> TASK DETAILS: Look through the material and copy each line holding "Esteban".

[Start of SOURCE RECORDS]

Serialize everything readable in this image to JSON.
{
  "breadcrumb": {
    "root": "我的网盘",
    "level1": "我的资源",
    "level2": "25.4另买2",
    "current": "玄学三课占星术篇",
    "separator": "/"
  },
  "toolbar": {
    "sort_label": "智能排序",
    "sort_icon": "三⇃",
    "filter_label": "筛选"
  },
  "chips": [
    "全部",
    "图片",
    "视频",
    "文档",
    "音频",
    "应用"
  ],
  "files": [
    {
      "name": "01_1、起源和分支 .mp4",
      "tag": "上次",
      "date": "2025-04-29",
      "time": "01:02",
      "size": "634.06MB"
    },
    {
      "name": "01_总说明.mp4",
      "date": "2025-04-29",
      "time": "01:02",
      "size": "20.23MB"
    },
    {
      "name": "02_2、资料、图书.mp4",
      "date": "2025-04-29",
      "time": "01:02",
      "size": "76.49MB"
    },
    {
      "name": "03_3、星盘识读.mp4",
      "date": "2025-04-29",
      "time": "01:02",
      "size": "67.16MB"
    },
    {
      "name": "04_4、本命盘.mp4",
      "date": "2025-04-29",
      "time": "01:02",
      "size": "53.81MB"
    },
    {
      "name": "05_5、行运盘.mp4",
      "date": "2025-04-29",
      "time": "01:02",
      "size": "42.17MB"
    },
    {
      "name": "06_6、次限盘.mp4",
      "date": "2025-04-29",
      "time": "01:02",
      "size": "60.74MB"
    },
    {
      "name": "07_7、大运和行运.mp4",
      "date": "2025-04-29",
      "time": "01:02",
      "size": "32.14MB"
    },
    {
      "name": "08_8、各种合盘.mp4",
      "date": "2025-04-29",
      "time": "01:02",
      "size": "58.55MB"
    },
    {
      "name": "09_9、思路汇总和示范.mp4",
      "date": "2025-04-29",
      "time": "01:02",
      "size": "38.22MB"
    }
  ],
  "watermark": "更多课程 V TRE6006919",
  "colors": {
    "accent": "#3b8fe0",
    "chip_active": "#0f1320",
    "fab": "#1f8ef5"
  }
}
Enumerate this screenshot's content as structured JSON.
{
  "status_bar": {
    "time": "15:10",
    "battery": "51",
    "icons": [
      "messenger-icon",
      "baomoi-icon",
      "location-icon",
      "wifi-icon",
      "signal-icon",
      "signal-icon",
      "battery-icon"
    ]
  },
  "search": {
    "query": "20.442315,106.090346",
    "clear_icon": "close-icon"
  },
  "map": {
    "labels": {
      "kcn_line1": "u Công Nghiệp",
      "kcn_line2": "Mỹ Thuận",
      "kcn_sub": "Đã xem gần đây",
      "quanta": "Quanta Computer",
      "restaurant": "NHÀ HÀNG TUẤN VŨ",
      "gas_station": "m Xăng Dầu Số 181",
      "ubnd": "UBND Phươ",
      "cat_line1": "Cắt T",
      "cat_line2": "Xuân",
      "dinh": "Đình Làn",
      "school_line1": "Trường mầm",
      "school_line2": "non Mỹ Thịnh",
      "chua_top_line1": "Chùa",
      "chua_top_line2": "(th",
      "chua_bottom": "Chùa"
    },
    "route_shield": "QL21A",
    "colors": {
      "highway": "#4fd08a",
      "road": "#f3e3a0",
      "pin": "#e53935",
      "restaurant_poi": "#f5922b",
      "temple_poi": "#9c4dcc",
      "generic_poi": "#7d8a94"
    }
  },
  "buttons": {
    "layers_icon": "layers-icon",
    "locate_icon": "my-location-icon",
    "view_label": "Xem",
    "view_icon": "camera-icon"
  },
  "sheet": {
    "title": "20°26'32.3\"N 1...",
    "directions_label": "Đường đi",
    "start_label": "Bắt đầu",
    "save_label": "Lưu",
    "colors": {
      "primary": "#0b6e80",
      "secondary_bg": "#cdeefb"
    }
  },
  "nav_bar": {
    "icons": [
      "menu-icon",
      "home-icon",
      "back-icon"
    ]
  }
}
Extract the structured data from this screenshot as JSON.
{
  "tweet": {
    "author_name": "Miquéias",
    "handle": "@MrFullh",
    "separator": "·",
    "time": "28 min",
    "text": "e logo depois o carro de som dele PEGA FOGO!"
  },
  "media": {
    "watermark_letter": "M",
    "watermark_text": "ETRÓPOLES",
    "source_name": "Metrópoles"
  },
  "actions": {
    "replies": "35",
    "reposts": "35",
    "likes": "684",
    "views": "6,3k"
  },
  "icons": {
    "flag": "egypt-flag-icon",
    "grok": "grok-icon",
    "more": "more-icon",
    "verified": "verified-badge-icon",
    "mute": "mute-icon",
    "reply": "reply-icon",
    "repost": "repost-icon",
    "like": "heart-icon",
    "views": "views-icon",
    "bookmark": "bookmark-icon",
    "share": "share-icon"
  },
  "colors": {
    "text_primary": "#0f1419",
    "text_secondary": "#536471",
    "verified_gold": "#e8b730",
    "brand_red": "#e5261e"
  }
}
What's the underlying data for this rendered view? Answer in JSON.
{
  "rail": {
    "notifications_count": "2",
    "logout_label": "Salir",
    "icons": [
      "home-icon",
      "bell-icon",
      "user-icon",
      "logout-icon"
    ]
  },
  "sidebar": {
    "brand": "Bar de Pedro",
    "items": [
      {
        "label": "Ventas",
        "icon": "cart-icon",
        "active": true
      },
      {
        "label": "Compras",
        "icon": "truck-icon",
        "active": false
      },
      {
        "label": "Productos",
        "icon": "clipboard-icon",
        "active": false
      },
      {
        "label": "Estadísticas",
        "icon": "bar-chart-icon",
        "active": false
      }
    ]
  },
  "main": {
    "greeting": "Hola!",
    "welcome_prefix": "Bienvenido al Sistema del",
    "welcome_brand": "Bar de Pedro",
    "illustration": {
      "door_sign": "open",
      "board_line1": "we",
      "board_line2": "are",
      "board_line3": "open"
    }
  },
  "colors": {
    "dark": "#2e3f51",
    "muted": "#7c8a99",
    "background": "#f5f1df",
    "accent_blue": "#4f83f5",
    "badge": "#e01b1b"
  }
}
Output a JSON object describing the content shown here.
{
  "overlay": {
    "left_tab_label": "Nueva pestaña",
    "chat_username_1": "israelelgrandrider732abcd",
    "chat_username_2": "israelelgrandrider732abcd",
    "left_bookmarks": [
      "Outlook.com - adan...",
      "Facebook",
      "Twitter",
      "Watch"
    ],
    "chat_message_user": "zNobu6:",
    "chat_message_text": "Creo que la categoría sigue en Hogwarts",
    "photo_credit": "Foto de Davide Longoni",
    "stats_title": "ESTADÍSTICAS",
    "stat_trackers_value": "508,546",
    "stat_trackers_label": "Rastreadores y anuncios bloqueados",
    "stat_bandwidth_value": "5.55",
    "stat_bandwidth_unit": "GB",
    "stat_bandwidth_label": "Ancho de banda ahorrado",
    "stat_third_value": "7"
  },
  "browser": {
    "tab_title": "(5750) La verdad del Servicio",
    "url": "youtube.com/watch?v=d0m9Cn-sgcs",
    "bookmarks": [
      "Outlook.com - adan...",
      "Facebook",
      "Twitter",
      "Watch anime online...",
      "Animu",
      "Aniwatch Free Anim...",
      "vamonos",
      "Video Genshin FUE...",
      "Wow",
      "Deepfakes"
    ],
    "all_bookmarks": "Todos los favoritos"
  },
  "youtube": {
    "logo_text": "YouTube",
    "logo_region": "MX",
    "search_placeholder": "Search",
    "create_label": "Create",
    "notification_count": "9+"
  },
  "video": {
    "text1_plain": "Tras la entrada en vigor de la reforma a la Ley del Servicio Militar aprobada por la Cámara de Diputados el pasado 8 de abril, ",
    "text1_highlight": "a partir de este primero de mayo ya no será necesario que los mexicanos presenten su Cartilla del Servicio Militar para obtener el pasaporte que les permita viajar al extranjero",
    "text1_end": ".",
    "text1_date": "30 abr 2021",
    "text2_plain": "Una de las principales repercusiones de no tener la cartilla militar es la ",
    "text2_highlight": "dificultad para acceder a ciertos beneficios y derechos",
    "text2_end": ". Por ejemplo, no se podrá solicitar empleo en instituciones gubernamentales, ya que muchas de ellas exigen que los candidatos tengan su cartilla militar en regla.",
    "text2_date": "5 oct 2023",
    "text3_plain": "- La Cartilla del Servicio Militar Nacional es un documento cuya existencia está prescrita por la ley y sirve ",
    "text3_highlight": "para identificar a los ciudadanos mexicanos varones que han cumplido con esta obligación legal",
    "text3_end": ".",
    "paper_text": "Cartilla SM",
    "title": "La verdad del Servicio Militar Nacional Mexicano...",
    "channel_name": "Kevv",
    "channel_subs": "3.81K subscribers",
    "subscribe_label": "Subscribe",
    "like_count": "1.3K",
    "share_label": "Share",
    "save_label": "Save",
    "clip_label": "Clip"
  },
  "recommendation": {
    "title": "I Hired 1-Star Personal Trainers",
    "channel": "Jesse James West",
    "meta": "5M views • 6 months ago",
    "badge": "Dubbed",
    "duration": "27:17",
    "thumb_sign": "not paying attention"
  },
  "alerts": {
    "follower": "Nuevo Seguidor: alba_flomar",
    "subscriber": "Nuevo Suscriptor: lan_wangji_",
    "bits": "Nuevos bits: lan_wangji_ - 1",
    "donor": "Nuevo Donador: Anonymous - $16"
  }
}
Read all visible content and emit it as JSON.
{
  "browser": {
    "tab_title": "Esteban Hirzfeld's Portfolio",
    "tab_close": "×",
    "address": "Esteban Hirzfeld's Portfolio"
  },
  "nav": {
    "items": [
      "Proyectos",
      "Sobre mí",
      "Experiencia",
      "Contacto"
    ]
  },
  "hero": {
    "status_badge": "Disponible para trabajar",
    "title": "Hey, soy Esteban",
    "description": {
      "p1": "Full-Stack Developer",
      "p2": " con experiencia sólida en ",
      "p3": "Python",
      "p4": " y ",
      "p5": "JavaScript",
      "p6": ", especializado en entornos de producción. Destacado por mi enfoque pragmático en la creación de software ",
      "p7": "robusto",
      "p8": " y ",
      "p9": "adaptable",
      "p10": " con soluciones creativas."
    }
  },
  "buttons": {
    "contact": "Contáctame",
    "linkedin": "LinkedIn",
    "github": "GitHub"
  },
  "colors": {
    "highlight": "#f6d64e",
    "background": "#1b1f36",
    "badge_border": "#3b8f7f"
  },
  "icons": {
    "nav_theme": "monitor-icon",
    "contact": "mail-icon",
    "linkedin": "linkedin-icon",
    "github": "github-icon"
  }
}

[End of SOURCE RECORDS]

> WRITTEN ANSWER:
    "tab_title": "Esteban Hirzfeld's Portfolio",
    "address": "Esteban Hirzfeld's Portfolio"
    "title": "Hey, soy Esteban",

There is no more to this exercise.